Raw records:
------------------------------------------------------------------------

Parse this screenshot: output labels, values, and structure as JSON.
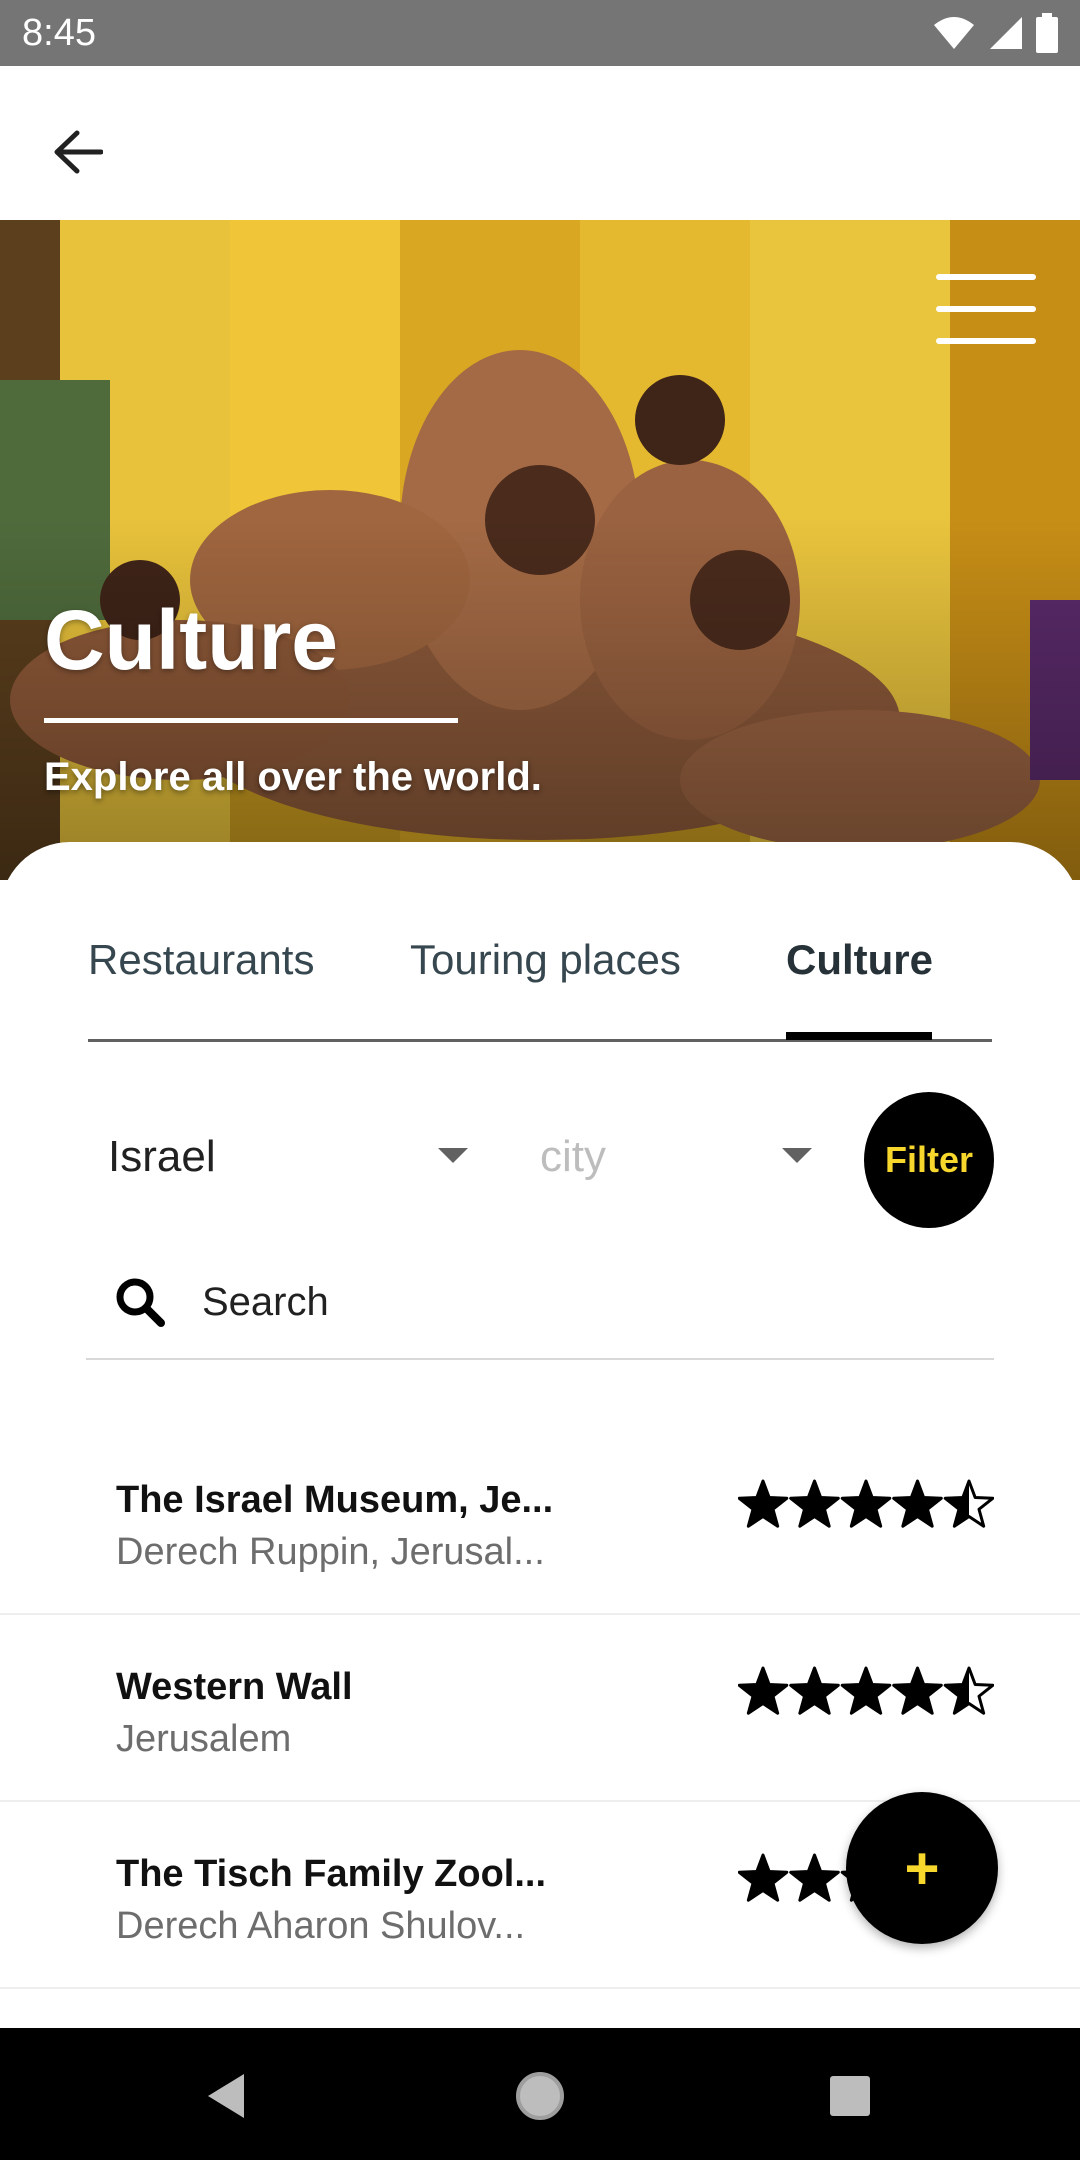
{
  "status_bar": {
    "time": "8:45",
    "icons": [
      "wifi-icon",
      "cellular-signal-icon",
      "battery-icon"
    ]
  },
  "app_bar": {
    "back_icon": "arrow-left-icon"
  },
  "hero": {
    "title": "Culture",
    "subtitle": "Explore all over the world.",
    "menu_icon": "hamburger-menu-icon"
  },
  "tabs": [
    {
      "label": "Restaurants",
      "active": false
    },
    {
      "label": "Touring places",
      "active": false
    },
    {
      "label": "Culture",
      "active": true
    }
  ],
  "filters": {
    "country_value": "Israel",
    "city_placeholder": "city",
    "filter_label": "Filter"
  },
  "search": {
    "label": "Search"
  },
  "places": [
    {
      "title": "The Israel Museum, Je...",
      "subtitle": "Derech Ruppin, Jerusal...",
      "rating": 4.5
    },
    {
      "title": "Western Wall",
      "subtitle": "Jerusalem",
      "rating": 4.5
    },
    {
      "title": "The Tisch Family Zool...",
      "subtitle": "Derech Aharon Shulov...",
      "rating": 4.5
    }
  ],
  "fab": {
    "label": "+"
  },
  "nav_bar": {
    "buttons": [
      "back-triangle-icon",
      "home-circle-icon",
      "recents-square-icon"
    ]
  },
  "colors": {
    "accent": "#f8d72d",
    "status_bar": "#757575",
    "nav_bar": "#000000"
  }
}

------------------------------------------------------------------------

> _Directions_
Copy each line of the listing that contains the string "subtitle".

> _Answer for this exercise_
    "subtitle": "Explore all over the world.",
      "subtitle": "Derech Ruppin, Jerusal...",
      "subtitle": "Jerusalem",
      "subtitle": "Derech Aharon Shulov...",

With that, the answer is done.